== Problem to solve ==
Don't copy the pictures; return every other part of the records exactly.

== Dataset ==
'''

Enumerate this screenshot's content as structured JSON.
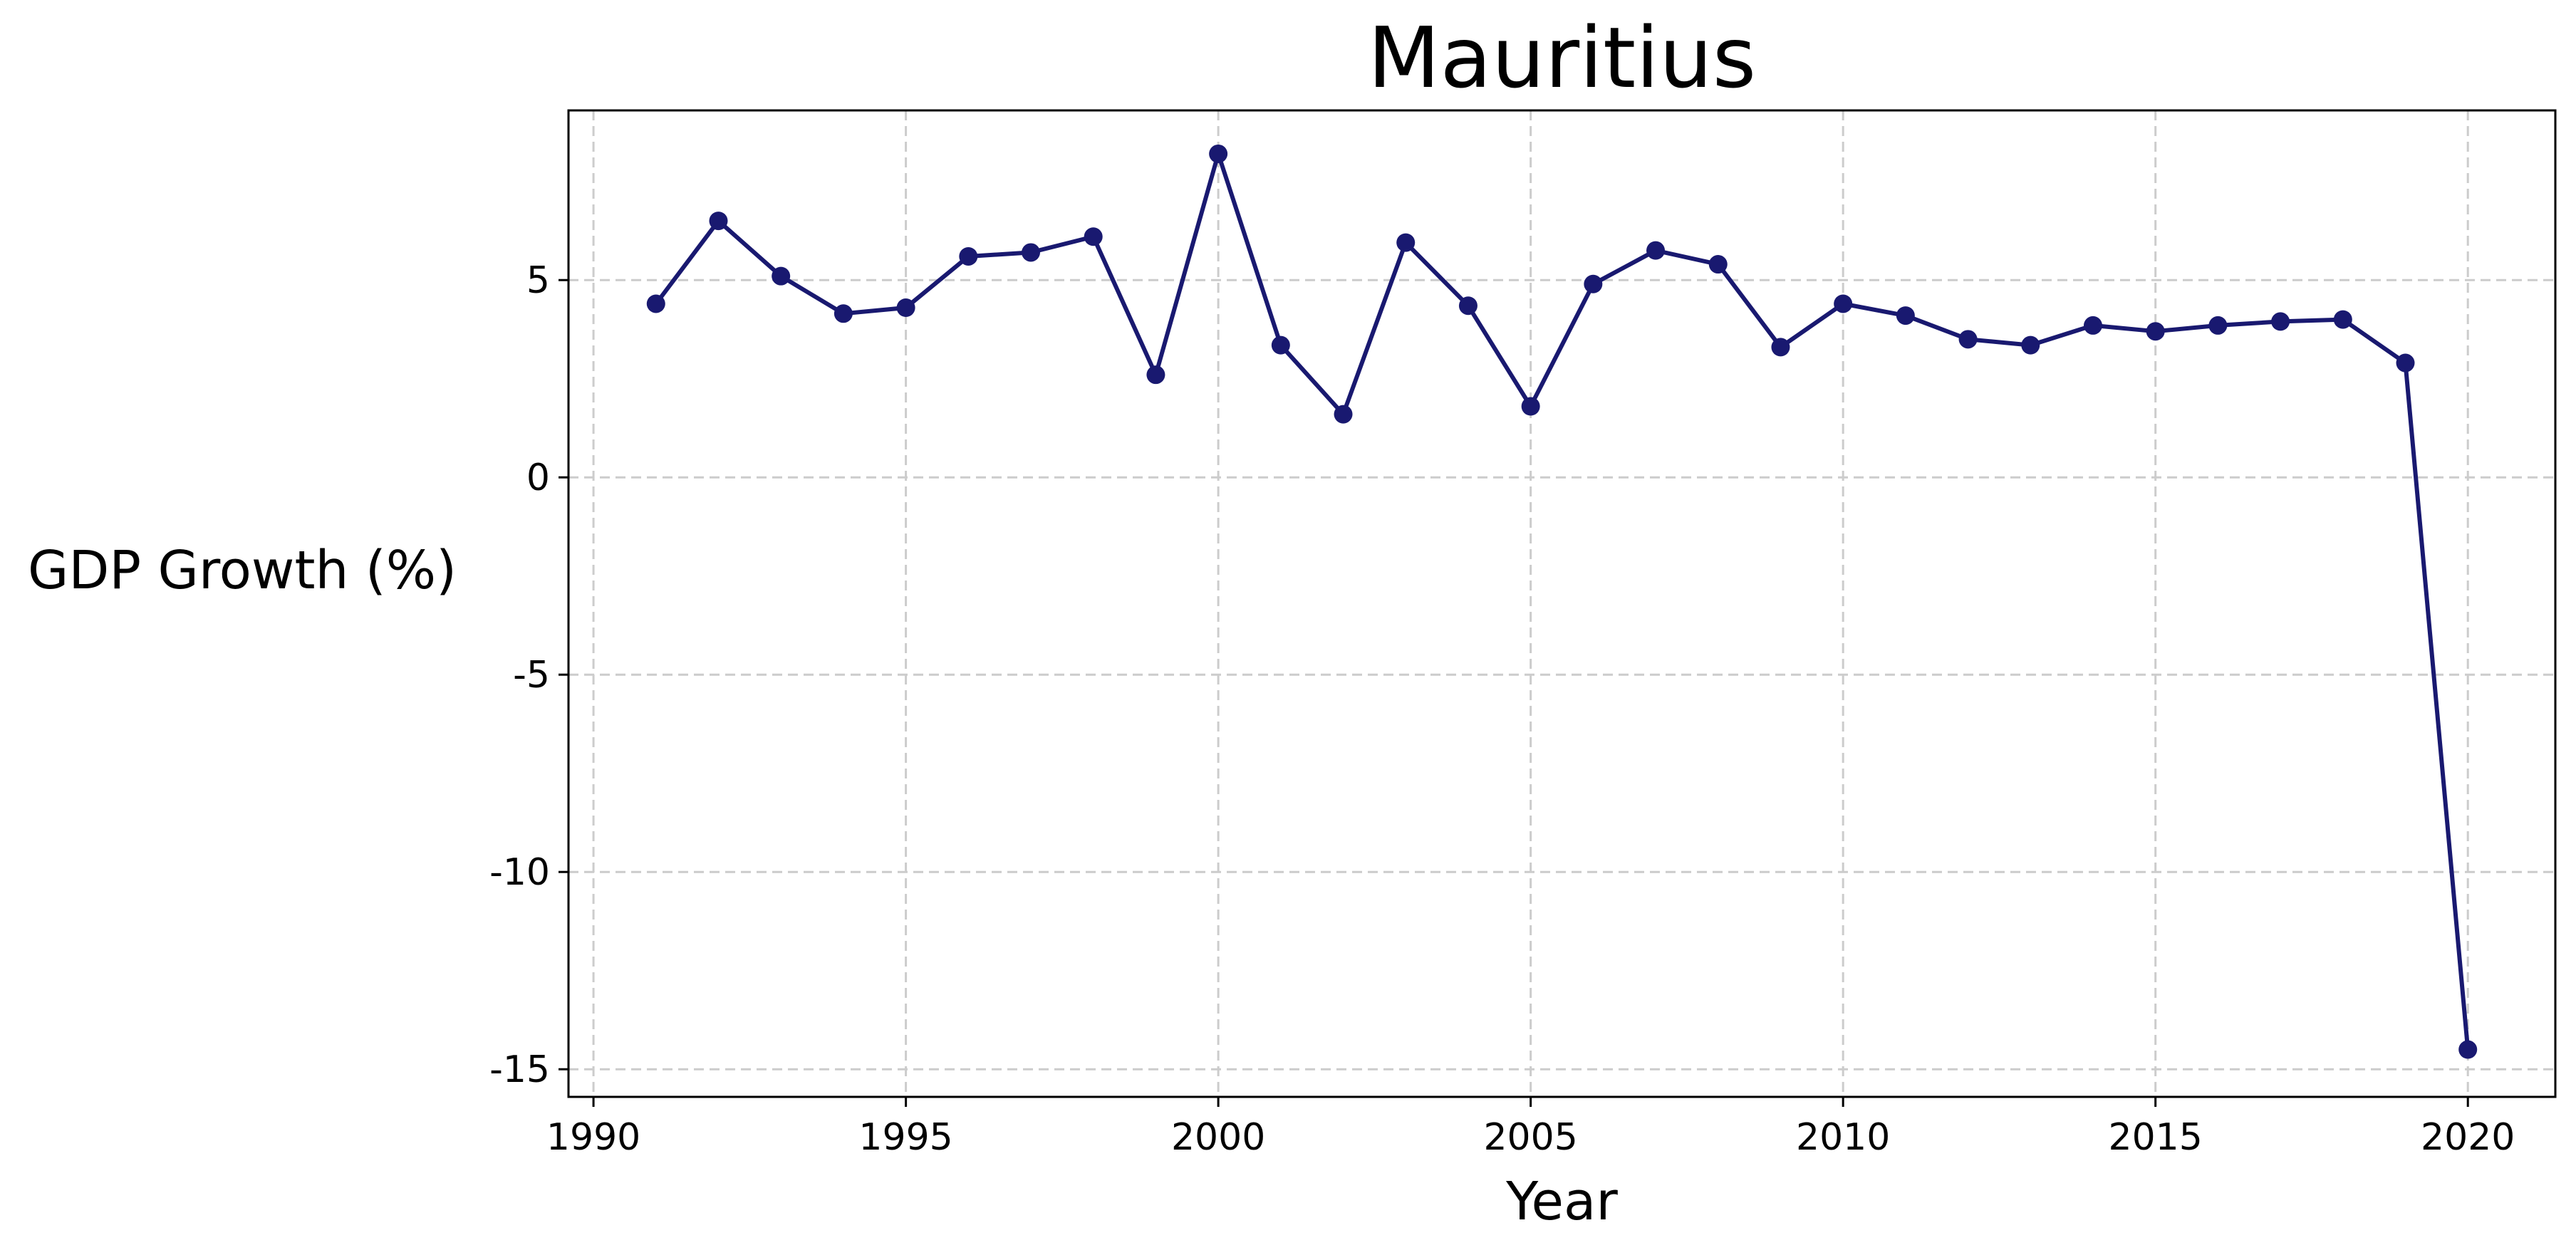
{
  "chart_data": {
    "type": "line",
    "title": "Mauritius",
    "xlabel": "Year",
    "ylabel": "GDP Growth (%)",
    "xlim": [
      1989.6,
      2021.4
    ],
    "ylim": [
      -15.7,
      9.3
    ],
    "xticks": [
      1990,
      1995,
      2000,
      2005,
      2010,
      2015,
      2020
    ],
    "yticks": [
      -15,
      -10,
      -5,
      0,
      5
    ],
    "xtick_labels": [
      "1990",
      "1995",
      "2000",
      "2005",
      "2010",
      "2015",
      "2020"
    ],
    "ytick_labels": [
      "-15",
      "-10",
      "-5",
      "0",
      "5"
    ],
    "grid": true,
    "markers": true,
    "color": "#191970",
    "x": [
      1991,
      1992,
      1993,
      1994,
      1995,
      1996,
      1997,
      1998,
      1999,
      2000,
      2001,
      2002,
      2003,
      2004,
      2005,
      2006,
      2007,
      2008,
      2009,
      2010,
      2011,
      2012,
      2013,
      2014,
      2015,
      2016,
      2017,
      2018,
      2019,
      2020
    ],
    "series": [
      {
        "values": [
          4.4,
          6.5,
          5.1,
          4.15,
          4.3,
          5.6,
          5.7,
          6.1,
          2.6,
          8.2,
          3.35,
          1.6,
          5.95,
          4.35,
          1.8,
          4.9,
          5.75,
          5.4,
          3.3,
          4.4,
          4.1,
          3.5,
          3.35,
          3.85,
          3.7,
          3.85,
          3.95,
          4.0,
          2.9,
          -14.5
        ]
      }
    ]
  }
}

'''

== Expected answer ==
Enumerate this screenshot's content as structured JSON.
{
  "chart_data": {
    "type": "line",
    "title": "Mauritius",
    "xlabel": "Year",
    "ylabel": "GDP Growth (%)",
    "xlim": [
      1989.6,
      2021.4
    ],
    "ylim": [
      -15.7,
      9.3
    ],
    "xticks": [
      1990,
      1995,
      2000,
      2005,
      2010,
      2015,
      2020
    ],
    "yticks": [
      -15,
      -10,
      -5,
      0,
      5
    ],
    "xtick_labels": [
      "1990",
      "1995",
      "2000",
      "2005",
      "2010",
      "2015",
      "2020"
    ],
    "ytick_labels": [
      "-15",
      "-10",
      "-5",
      "0",
      "5"
    ],
    "grid": true,
    "markers": true,
    "color": "#191970",
    "x": [
      1991,
      1992,
      1993,
      1994,
      1995,
      1996,
      1997,
      1998,
      1999,
      2000,
      2001,
      2002,
      2003,
      2004,
      2005,
      2006,
      2007,
      2008,
      2009,
      2010,
      2011,
      2012,
      2013,
      2014,
      2015,
      2016,
      2017,
      2018,
      2019,
      2020
    ],
    "series": [
      {
        "values": [
          4.4,
          6.5,
          5.1,
          4.15,
          4.3,
          5.6,
          5.7,
          6.1,
          2.6,
          8.2,
          3.35,
          1.6,
          5.95,
          4.35,
          1.8,
          4.9,
          5.75,
          5.4,
          3.3,
          4.4,
          4.1,
          3.5,
          3.35,
          3.85,
          3.7,
          3.85,
          3.95,
          4.0,
          2.9,
          -14.5
        ]
      }
    ]
  }
}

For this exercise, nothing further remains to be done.